Pokaż w całości każdy wiersz rekordów, w którym występuje słowo „search”. Wielkość liter ma znaczenie.

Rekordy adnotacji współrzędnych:

- - - - - - -

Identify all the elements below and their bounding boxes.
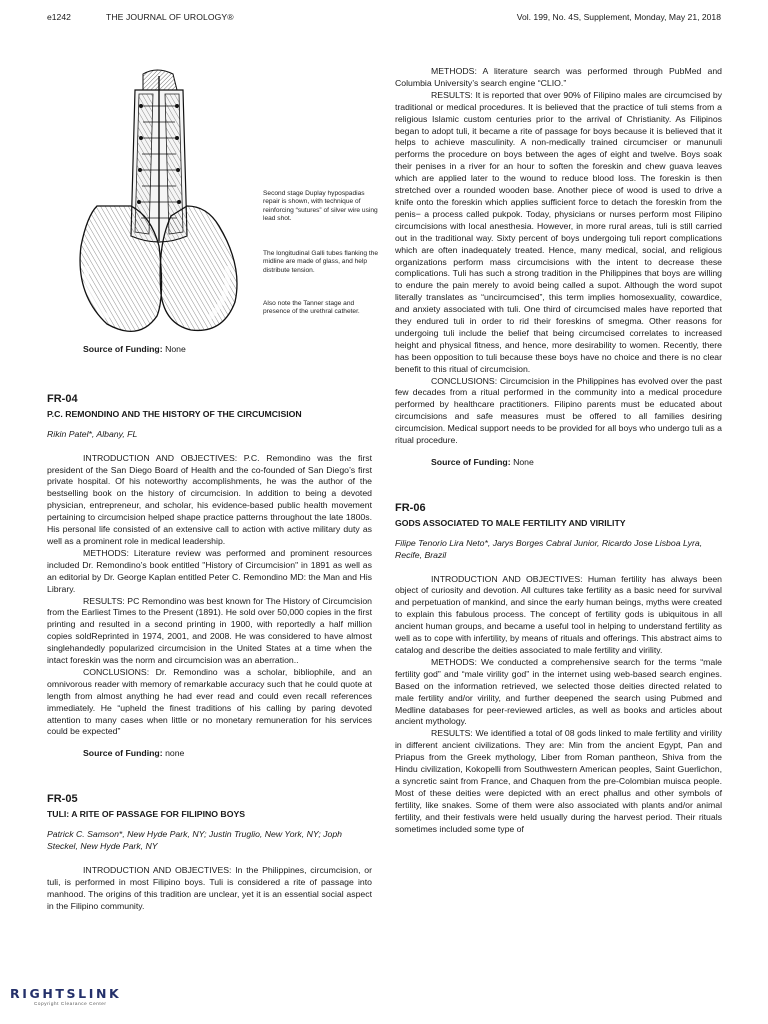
abstract-fr06	[395, 503, 722, 836]
journal-title: THE JOURNAL OF UROLOGY®	[106, 12, 234, 22]
surgical-illustration	[47, 66, 262, 336]
abstract-intro: INTRODUCTION AND OBJECTIVES: P.C. Remondino was the first president of the San Diego Board of Health and the co-founded of San Diego’s first private hospital. Of his noteworthy accomplishments, he was the author of the bestselling book on the history of circumcision. In addition to being a devoted physician, entrepreneur, and scholar, his evidence-based public health movement pertaining to circumcision helped shape practice patterns throughout the late 1800s. His personal life consisted of an extensive call to action with active military duty as well as a prominent role in medical leadership.	[47, 452, 372, 546]
abstract-title: GODS ASSOCIATED TO MALE FERTILITY AND VIRILITY	[395, 517, 626, 528]
volume-info: Vol. 199, No. 4S, Supplement, Monday, May 21, 2018	[516, 12, 721, 22]
page-number: e1242	[47, 12, 71, 22]
abstract-results: RESULTS: PC Remondino was best known for The History of Circumcision from the Earliest Times to the Present (1891). He sold over 50,000 copies in the first printing and resulted in a second printing in 1900, with reportedly a half million copies soldReprinted in 1974, 2001, and 2008. He was considered to have almost singlehandedly popularized circumcision in the United States at a time when the intact foreskin was the norm and circumcision was an aberration..	[47, 595, 372, 666]
logo-subtitle: Copyright Clearance Center	[34, 1001, 107, 1006]
figure-caption-3: Also note the Tanner stage and presence of the urethral catheter.	[263, 300, 360, 316]
fr05-methods: METHODS: A literature search was performed through PubMed and Columbia University’s search engine “CLIO.”	[395, 66, 722, 88]
fr03-funding: Source of Funding: None	[83, 344, 186, 354]
fr05-results: RESULTS: It is reported that over 90% of Filipino males are circumcised by traditional or medical procedures. It is believed that the practice of tuli stems from a religious Islamic custom centuries prior to the arrival of Christianity. As Filipinos began to adopt tuli, it became a rite of passage for boys because it is believed that it helps to achieve masculinity. A non-medically trained circumciser or manunuli performs the procedure on boys between the ages of eight and twelve. Boys soak their penises in a river for an hour to soften the foreskin and chew guava leaves which are applied later to the wound to reduce blood loss. The foreskin is then stretched over a rounded wooden base. Another piece of wood is used to drive a knife onto the foreskin which applies sufficient force to detach the foreskin from the penis− a process called pukpok. Today, physicians or nurses perform most Filipino circumcisions with local anesthesia. However, in more rural areas, tuli is still carried out in the traditional way. Sixty percent of boys undergoing tuli report complications which are often inadequately treated. Hence, many medical, social, and religious organizations perform mass circumcisions with the intent to decrease these complications. Tuli has such a strong tradition in the Philippines that boys are willing to endure the pain merely to avoid being called a supot. Although the word supot literally translates as “uncircumcised”, this term implies homosexuality, cowardice, and anxiety associated with tuli. One third of circumcised males have reported that they endured tuli in order to rid their foreskins of smegma. Other reasons for undergoing tuli include the belief that being circumcised correlates to increased height and physical fitness, and hence, more desirability to women. Recently, there has been opposition to tuli because these boys have no choice and there is no clear benefit to this ritual of circumcision.	[395, 89, 722, 374]
abstract-id: FR-06	[395, 501, 426, 514]
figure-caption-1: Second stage Duplay hypospadias repair is shown, with technique of reinforcing “sutures” of silver wire using lead shot.	[263, 190, 378, 223]
abstract-methods: METHODS: We conducted a comprehensive search for the terms “male fertility god” and “male virility god” in the internet using web-based search engines. Based on the information retrieved, we selected those deities directed related to male fertility and/or virility, and further deepened the search using Pubmed and Medline databases for peer-reviewed articles, as well as books and articles about ancient mythology.	[395, 656, 722, 727]
abstract-title: TULI: A RITE OF PASSAGE FOR FILIPINO BOYS	[47, 809, 246, 820]
fr04-funding: Source of Funding: none	[83, 748, 185, 759]
abstract-title: P.C. REMONDINO AND THE HISTORY OF THE CIRCUMCISION	[47, 408, 302, 419]
figure-caption-2: The longitudinal Galli tubes flanking the midline are made of glass, and help distribute tension.	[263, 250, 379, 274]
abstract-authors: Rikin Patel*, Albany, FL	[47, 428, 138, 439]
rightslink-logo	[10, 986, 170, 1016]
running-header	[0, 12, 768, 26]
right-column	[395, 66, 722, 835]
left-column	[47, 66, 379, 913]
abstract-id: FR-04	[47, 392, 78, 405]
abstract-authors: Filipe Tenorio Lira Neto*, Jarys Borges Cabral Junior, Ricardo Jose Lisboa Lyra, Recife, Brazil	[395, 537, 703, 560]
abstract-methods: METHODS: Literature review was performed and prominent resources included Dr. Remondino’s book entitled "History of Circumcision" in 1891 as well as an editorial by Dr. George Kaplan entitled Peter C. Remondino MD: the Man and His Library.	[47, 547, 372, 594]
abstract-authors: Patrick C. Samson*, New Hyde Park, NY; Justin Truglio, New York, NY; Joph Steckel, New Hyde Park, NY	[47, 829, 342, 851]
figure-hypospadias-illustration	[47, 66, 379, 336]
logo-text: RIGHTSLINK	[10, 986, 122, 1001]
fr05-funding: Source of Funding: None	[431, 457, 534, 467]
abstract-id: FR-05	[47, 793, 78, 806]
abstract-fr05	[47, 794, 372, 912]
abstract-conclusions: CONCLUSIONS: Dr. Remondino was a scholar, bibliophile, and an omnivorous reader with memory of remarkable accuracy such that he could quote at length from almost anything he had ever read and could even recall references immediately. He “upheld the finest traditions of his calling by paring devoted attention to many cases when little or no monetary remuneration for his services could be expected”	[47, 666, 372, 737]
abstract-fr04	[47, 394, 372, 760]
abstract-intro: INTRODUCTION AND OBJECTIVES: Human fertility has always been object of curiosity and devotion. All cultures take fertility as a basic need for survival and perpetuation of mankind, and since the early human beings, myths were created to explain this fabulous process. The concept of fertility gods is ubiquitous in all ancient human groups, and became a useful tool in helping to understand fertility as well as to cope with infertility, by means of rituals and offerings. This abstract aims to catalog and describe the deities associated to male fertility and virility.	[395, 573, 722, 655]
fr05-conclusions: CONCLUSIONS: Circumcision in the Philippines has evolved over the past few decades from a ritual performed in the community into a medical procedure performed by healthcare practitioners. Filipino parents must be educated about circumcisions and safe measures must be offered to all families desiring circumcision. Medical support needs to be provided for all boys who undergo tuli as a ritual procedure.	[395, 375, 722, 446]
abstract-results: RESULTS: We identified a total of 08 gods linked to male fertility and virility in different ancient civilizations. They are: Min from the ancient Egypt, Pan and Priapus from the Greek mythology, Liber from Roman pantheon, Shiva from the Hindu civilization, Kokopelli from Southwestern American peoples, Saint Guerlichon, a syncretic saint from France, and Chaquen from the pre-Colombian muisca people. Most of these deities were depicted with an erect phallus and other symbols of fertility, like snakes. Some of them were also associated with plants and/or animal fertility, and their festivals were held usually during the harvest period. Their rituals sometimes included some type of	[395, 728, 722, 834]
abstract-intro: INTRODUCTION AND OBJECTIVES: In the Philippines, circumcision, or tuli, is performed in most Filipino boys. Tuli is considered a rite of passage into manhood. The origins of this tradition are unclear, yet it is an essential social aspect in the Filipino community.	[47, 864, 372, 911]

- - - - - - -

[Wynik ćwiczenia]
fr05-methods: METHODS: A literature search was performed through PubMed and Columbia University’s search engine “CLIO.”	[395, 66, 722, 88]
abstract-methods: METHODS: We conducted a comprehensive search for the terms “male fertility god” and “male virility god” in the internet using web-based search engines. Based on the information retrieved, we selected those deities directed related to male fertility and/or virility, and further deepened the search using Pubmed and Medline databases for peer-reviewed articles, as well as books and articles about ancient mythology.	[395, 656, 722, 727]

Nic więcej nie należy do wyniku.